**Listed entries:**
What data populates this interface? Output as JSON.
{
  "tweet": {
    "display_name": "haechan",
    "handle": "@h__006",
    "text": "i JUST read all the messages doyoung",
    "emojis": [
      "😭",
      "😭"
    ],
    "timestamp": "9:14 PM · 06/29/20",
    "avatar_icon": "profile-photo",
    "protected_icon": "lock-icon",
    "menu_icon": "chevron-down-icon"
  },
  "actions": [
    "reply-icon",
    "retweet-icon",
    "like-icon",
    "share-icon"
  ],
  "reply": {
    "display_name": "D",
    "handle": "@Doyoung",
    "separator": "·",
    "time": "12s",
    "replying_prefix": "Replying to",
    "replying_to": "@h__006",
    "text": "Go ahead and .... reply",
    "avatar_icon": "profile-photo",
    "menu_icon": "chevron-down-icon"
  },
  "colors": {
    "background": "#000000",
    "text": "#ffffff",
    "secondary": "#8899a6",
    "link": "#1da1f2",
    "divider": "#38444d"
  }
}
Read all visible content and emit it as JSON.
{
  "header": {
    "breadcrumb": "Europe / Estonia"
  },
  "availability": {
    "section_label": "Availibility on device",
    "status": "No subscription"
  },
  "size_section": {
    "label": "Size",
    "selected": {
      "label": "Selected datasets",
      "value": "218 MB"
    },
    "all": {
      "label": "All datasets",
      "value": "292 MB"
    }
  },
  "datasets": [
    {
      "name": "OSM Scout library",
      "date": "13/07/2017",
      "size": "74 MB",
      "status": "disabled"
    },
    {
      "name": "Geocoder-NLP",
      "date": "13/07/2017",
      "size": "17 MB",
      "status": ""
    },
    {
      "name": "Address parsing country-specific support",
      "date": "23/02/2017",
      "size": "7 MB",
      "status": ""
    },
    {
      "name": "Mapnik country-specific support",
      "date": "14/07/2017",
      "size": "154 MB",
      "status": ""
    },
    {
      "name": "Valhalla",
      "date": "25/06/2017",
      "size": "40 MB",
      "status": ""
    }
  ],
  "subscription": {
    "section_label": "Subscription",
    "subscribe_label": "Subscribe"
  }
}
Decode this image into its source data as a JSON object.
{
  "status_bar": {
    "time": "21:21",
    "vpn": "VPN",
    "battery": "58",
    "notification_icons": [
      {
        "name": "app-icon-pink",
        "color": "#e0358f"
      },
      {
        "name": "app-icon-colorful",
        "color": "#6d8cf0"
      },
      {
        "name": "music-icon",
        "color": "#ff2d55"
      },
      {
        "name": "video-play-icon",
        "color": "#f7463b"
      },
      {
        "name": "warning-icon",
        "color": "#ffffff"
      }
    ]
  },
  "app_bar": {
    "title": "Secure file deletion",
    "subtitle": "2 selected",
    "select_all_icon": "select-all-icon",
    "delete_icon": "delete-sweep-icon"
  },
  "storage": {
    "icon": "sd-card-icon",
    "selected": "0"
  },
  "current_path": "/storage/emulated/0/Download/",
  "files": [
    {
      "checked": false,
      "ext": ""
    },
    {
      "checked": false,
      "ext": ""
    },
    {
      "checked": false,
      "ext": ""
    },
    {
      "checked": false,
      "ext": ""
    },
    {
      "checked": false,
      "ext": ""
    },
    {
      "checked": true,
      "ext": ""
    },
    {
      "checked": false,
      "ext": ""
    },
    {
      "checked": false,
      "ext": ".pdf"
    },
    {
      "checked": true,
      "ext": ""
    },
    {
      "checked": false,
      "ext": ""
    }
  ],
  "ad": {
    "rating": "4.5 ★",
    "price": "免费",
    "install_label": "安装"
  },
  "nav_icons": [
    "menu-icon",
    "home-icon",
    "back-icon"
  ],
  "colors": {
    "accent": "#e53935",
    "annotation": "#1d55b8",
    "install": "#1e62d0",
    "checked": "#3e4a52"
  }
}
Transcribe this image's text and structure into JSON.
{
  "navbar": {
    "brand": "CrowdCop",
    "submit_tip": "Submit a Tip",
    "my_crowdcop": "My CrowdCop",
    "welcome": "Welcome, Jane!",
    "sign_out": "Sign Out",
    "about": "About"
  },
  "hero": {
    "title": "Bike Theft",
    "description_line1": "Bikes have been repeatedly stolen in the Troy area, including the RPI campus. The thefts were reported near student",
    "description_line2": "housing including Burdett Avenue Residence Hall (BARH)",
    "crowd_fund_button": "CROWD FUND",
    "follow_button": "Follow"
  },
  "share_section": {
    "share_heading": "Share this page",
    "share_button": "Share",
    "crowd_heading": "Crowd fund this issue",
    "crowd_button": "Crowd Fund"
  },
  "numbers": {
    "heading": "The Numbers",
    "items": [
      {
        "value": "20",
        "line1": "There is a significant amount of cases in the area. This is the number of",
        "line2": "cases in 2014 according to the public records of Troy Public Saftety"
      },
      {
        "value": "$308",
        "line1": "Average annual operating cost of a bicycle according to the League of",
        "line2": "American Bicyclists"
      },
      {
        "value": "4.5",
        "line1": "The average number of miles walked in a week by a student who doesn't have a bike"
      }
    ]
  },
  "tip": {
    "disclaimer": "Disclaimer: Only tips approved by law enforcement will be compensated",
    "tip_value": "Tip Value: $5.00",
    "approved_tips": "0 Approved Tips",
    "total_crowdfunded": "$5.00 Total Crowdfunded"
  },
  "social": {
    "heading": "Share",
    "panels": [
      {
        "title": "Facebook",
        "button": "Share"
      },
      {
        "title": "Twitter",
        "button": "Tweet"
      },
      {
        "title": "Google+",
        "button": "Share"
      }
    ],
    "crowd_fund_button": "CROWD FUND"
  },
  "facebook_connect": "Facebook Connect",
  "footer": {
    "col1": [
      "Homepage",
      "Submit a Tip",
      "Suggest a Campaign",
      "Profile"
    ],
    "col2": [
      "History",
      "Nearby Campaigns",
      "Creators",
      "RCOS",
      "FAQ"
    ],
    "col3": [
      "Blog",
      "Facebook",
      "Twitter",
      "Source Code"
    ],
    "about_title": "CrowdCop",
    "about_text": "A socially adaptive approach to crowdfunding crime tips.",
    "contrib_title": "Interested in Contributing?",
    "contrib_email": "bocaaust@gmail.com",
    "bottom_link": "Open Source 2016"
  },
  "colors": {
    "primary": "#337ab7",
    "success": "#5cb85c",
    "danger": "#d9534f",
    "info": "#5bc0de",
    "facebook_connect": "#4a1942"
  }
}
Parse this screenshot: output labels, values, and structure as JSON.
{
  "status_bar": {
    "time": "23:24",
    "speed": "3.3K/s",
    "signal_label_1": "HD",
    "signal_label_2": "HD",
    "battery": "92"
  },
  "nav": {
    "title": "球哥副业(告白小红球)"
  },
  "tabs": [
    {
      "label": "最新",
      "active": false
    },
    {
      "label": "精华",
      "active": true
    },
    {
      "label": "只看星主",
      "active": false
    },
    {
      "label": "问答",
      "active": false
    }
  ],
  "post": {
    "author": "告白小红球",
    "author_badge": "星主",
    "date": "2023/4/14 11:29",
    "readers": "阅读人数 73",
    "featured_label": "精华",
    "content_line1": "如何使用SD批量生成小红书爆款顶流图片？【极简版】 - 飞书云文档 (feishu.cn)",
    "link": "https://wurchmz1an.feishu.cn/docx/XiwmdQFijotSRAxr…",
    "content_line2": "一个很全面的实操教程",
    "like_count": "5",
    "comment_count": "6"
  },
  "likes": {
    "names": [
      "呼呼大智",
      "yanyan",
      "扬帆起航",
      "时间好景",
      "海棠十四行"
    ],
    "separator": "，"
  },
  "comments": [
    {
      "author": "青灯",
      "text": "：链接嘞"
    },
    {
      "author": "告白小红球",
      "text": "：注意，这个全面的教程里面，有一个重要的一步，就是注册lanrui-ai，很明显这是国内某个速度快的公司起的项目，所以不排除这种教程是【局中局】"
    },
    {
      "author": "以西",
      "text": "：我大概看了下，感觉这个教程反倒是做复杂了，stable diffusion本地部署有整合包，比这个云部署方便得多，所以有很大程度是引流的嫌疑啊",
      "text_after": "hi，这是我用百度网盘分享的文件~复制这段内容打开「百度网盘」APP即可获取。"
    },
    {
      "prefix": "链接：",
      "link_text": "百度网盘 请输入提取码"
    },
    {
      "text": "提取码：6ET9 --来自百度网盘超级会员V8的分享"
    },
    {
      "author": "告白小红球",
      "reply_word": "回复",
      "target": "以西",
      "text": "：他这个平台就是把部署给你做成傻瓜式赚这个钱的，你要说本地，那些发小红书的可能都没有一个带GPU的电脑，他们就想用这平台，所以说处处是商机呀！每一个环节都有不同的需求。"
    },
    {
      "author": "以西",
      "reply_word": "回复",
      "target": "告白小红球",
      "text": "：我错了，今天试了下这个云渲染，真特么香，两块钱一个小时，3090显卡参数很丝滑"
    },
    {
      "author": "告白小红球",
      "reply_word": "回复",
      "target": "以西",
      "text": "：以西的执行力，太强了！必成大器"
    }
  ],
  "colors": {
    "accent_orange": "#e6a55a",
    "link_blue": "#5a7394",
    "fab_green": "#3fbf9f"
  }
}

**What you should do:**
From the listing, copy every line where the string "Troy" appears.

**The result:**
    "description_line1": "Bikes have been repeatedly stolen in the Troy area, including the RPI campus. The thefts were reported near student",
        "line2": "cases in 2014 according to the public records of Troy Public Saftety"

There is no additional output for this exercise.